_OBJECTIVE:_ Put every line of the data below into a numbered list, leaving out blank lines and the pictures.

-- Start EXTRACTED INFORMATION --

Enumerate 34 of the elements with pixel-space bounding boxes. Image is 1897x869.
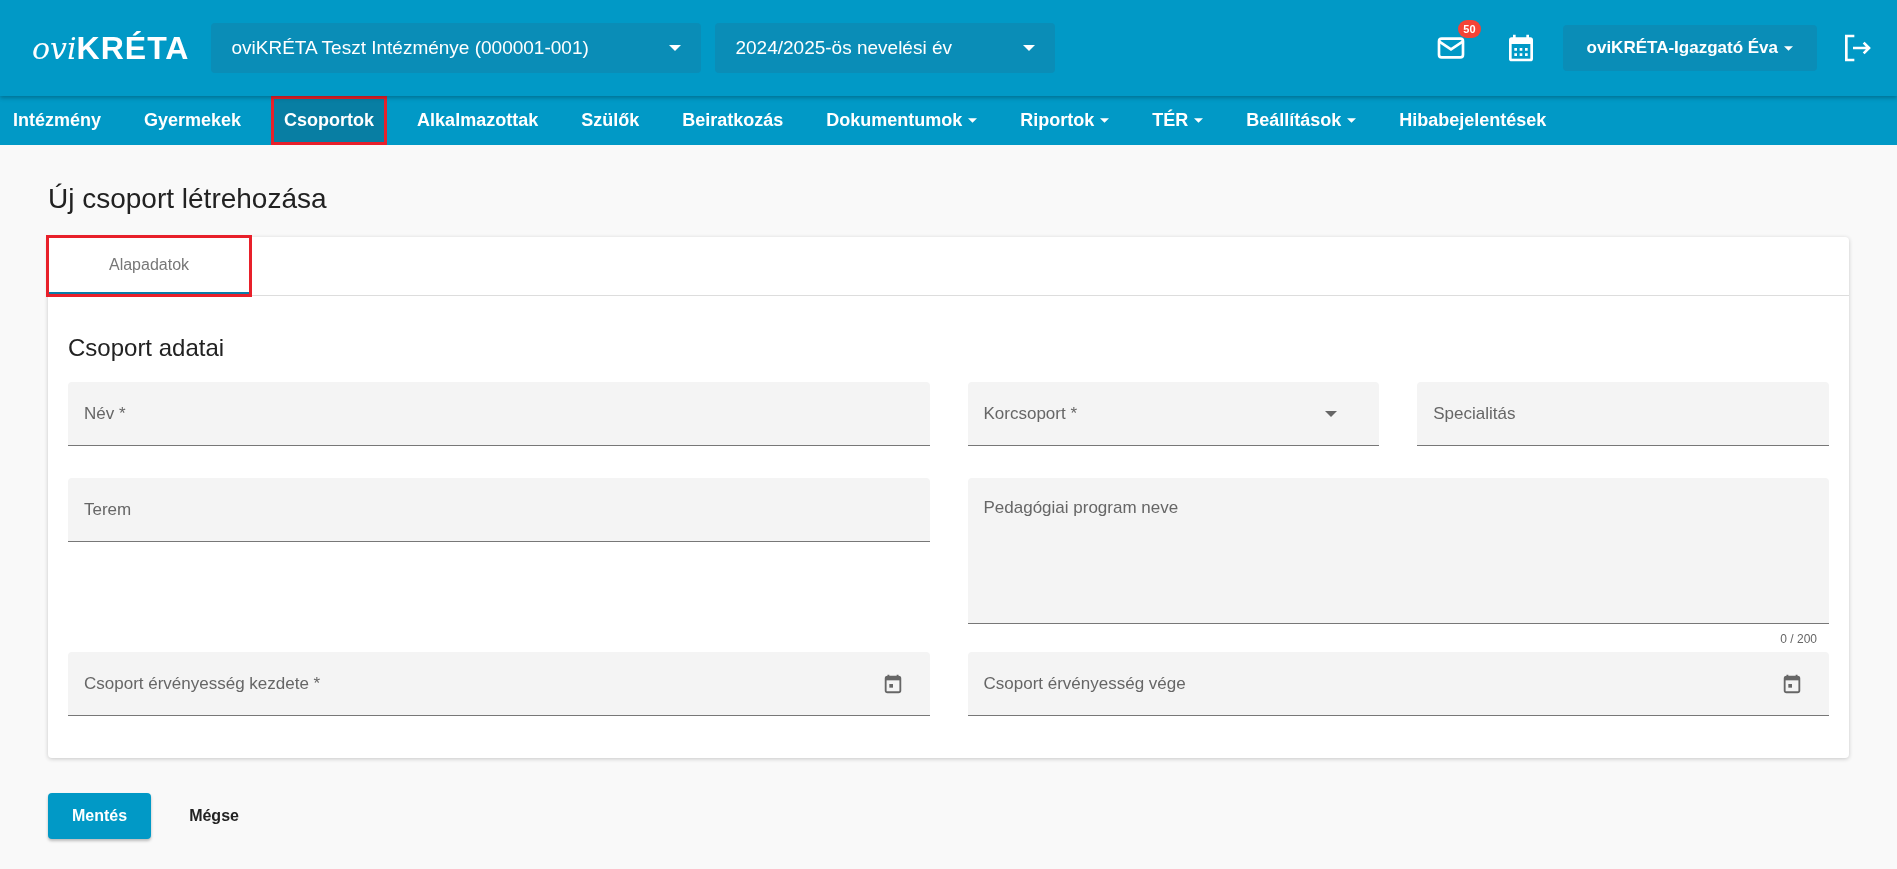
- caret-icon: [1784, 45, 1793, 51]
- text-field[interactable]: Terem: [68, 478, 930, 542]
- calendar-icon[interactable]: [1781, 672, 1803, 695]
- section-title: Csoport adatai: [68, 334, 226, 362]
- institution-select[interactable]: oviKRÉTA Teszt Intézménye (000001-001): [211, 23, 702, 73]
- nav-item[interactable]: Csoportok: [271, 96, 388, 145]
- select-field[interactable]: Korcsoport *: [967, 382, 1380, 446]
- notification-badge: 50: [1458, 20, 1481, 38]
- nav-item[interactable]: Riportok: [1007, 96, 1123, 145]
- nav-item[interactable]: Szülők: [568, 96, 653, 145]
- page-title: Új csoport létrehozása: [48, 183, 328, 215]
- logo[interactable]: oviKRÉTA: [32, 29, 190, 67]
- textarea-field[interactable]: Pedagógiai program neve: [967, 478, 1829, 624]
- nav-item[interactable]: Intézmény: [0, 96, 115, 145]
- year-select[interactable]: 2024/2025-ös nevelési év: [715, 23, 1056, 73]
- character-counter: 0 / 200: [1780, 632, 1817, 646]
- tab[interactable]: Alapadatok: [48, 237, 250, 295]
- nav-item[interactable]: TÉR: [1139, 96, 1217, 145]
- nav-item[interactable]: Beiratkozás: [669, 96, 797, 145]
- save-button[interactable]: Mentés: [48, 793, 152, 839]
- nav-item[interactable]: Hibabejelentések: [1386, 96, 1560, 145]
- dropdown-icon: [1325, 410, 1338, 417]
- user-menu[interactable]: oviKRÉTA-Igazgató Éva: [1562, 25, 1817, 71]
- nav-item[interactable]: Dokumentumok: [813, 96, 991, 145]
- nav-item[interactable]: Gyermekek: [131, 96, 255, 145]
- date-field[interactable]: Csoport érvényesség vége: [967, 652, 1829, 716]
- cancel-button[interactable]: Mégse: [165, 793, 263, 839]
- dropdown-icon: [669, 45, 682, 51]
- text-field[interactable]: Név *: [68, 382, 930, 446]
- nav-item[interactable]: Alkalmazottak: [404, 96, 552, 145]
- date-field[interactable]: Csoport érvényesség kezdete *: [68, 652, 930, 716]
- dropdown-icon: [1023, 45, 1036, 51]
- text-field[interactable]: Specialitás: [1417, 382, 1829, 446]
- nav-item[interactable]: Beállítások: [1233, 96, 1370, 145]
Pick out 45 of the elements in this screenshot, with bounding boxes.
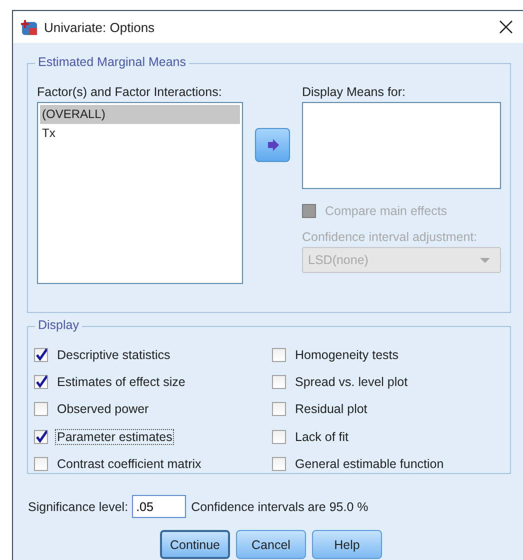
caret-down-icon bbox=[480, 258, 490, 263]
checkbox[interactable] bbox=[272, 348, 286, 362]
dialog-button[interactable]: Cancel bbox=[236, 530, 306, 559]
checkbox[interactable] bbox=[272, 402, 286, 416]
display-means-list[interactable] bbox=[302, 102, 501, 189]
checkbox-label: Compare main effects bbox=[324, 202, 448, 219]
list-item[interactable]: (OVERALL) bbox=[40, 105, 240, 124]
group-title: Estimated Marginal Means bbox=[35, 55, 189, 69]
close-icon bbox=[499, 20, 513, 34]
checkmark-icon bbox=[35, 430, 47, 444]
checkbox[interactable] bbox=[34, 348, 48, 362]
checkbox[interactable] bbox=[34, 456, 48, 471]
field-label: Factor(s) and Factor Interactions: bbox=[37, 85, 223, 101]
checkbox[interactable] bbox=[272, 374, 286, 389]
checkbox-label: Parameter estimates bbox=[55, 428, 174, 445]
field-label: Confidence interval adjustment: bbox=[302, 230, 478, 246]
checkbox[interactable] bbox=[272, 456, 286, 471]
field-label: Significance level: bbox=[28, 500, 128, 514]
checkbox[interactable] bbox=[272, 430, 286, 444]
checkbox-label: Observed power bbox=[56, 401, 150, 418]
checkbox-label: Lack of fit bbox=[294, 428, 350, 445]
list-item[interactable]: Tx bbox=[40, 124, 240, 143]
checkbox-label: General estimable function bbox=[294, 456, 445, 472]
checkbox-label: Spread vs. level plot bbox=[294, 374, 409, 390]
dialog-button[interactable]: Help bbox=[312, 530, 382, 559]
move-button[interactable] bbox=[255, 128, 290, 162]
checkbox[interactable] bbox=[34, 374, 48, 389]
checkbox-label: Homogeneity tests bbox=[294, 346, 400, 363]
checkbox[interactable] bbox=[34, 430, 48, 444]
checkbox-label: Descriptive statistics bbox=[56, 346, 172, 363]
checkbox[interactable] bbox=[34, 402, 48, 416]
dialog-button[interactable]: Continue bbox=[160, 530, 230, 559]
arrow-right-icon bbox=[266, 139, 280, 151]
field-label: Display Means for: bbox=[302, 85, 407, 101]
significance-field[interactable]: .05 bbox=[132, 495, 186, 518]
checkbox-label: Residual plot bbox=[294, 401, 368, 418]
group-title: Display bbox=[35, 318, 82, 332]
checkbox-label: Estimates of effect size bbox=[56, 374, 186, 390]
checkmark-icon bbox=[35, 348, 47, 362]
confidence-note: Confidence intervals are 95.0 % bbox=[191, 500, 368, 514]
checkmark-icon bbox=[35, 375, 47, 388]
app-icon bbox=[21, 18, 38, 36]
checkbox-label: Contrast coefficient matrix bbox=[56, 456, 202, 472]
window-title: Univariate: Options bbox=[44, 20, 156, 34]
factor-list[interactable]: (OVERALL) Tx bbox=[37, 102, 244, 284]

-- End EXTRACTED INFORMATION --

_OUTPUT:_
1. Enumerate 34 of the elements with pixel-space bounding boxes. Image is 1897x869.
2. - caret-icon: [1784, 45, 1793, 51]
3. - text-field[interactable]: Terem: [68, 478, 930, 542]
4. - calendar-icon[interactable]: [1781, 672, 1803, 695]
5. - section-title: Csoport adatai: [68, 334, 226, 362]
6. - institution-select[interactable]: oviKRÉTA Teszt Intézménye (000001-001): [211, 23, 702, 73]
7. - nav-item[interactable]: Csoportok: [271, 96, 388, 145]
8. - select-field[interactable]: Korcsoport *: [967, 382, 1380, 446]
9. - notification-badge: 50: [1458, 20, 1481, 38]
10. - nav-item[interactable]: Riportok: [1007, 96, 1123, 145]
11. - nav-item[interactable]: Szülők: [568, 96, 653, 145]
12. - page-title: Új csoport létrehozása: [48, 183, 328, 215]
13. - logo[interactable]: oviKRÉTA: [32, 29, 190, 67]
14. - textarea-field[interactable]: Pedagógiai program neve: [967, 478, 1829, 624]
15. - nav-item[interactable]: Intézmény: [0, 96, 115, 145]
16. - year-select[interactable]: 2024/2025-ös nevelési év: [715, 23, 1056, 73]
17. - character-counter: 0 / 200: [1780, 632, 1817, 646]
18. - tab[interactable]: Alapadatok: [48, 237, 250, 295]
19. - nav-item[interactable]: TÉR: [1139, 96, 1217, 145]
20. - nav-item[interactable]: Beiratkozás: [669, 96, 797, 145]
21. - save-button[interactable]: Mentés: [48, 793, 152, 839]
22. - nav-item[interactable]: Hibabejelentések: [1386, 96, 1560, 145]
23. - dropdown-icon: [1325, 410, 1338, 417]
24. - user-menu[interactable]: oviKRÉTA-Igazgató Éva: [1562, 25, 1817, 71]
25. - nav-item[interactable]: Dokumentumok: [813, 96, 991, 145]
26. - nav-item[interactable]: Gyermekek: [131, 96, 255, 145]
27. - date-field[interactable]: Csoport érvényesség vége: [967, 652, 1829, 716]
28. - cancel-button[interactable]: Mégse: [165, 793, 263, 839]
29. - dropdown-icon: [669, 45, 682, 51]
30. - text-field[interactable]: Név *: [68, 382, 930, 446]
31. - nav-item[interactable]: Alkalmazottak: [404, 96, 552, 145]
32. - date-field[interactable]: Csoport érvényesség kezdete *: [68, 652, 930, 716]
33. - dropdown-icon: [1023, 45, 1036, 51]
34. - text-field[interactable]: Specialitás: [1417, 382, 1829, 446]
35. - nav-item[interactable]: Beállítások: [1233, 96, 1370, 145]
36. Pick out 45 of the elements in this screenshot, with bounding boxes.
37. caret-down-icon bbox=[480, 258, 490, 263]
38. checkbox[interactable] bbox=[272, 348, 286, 362]
39. dialog-button[interactable]: Cancel bbox=[236, 530, 306, 559]
40. checkbox[interactable] bbox=[272, 402, 286, 416]
41. display-means-list[interactable] bbox=[302, 102, 501, 189]
42. checkbox-label: Compare main effects bbox=[324, 202, 448, 219]
43. list-item[interactable]: (OVERALL) bbox=[40, 105, 240, 124]
44. group-title: Estimated Marginal Means bbox=[35, 55, 189, 69]
45. close-icon bbox=[499, 20, 513, 34]
46. checkmark-icon bbox=[35, 430, 47, 444]
47. checkbox[interactable] bbox=[34, 348, 48, 362]
48. checkbox[interactable] bbox=[34, 456, 48, 471]
49. field-label: Factor(s) and Factor Interactions: bbox=[37, 85, 223, 101]
50. checkbox[interactable] bbox=[272, 374, 286, 389]
51. checkbox-label: Parameter estimates bbox=[55, 428, 174, 445]
52. field-label: Confidence interval adjustment: bbox=[302, 230, 478, 246]
53. checkbox[interactable] bbox=[272, 456, 286, 471]
54. field-label: Significance level: bbox=[28, 500, 128, 514]
55. checkbox[interactable] bbox=[272, 430, 286, 444]
56. checkbox-label: Observed power bbox=[56, 401, 150, 418]
57. checkbox-label: Lack of fit bbox=[294, 428, 350, 445]
58. list-item[interactable]: Tx bbox=[40, 124, 240, 143]
59. checkbox-label: General estimable function bbox=[294, 456, 445, 472]
60. checkbox-label: Spread vs. level plot bbox=[294, 374, 409, 390]
61. dialog-button[interactable]: Help bbox=[312, 530, 382, 559]
62. move-button[interactable] bbox=[255, 128, 290, 162]
63. checkbox[interactable] bbox=[34, 374, 48, 389]
64. checkbox-label: Homogeneity tests bbox=[294, 346, 400, 363]
65. checkbox[interactable] bbox=[34, 430, 48, 444]
66. checkbox-label: Descriptive statistics bbox=[56, 346, 172, 363]
67. checkbox[interactable] bbox=[34, 402, 48, 416]
68. dialog-button[interactable]: Continue bbox=[160, 530, 230, 559]
69. arrow-right-icon bbox=[266, 139, 280, 151]
70. field-label: Display Means for: bbox=[302, 85, 407, 101]
71. significance-field[interactable]: .05 bbox=[132, 495, 186, 518]
72. checkbox-label: Residual plot bbox=[294, 401, 368, 418]
73. group-title: Display bbox=[35, 318, 82, 332]
74. checkbox-label: Estimates of effect size bbox=[56, 374, 186, 390]
75. checkmark-icon bbox=[35, 348, 47, 362]
76. confidence-note: Confidence intervals are 95.0 % bbox=[191, 500, 368, 514]
77. checkmark-icon bbox=[35, 375, 47, 388]
78. app-icon bbox=[21, 18, 38, 36]
79. checkbox-label: Contrast coefficient matrix bbox=[56, 456, 202, 472]
80. window-title: Univariate: Options bbox=[44, 20, 156, 34]
81. factor-list[interactable]: (OVERALL) Tx bbox=[37, 102, 244, 284]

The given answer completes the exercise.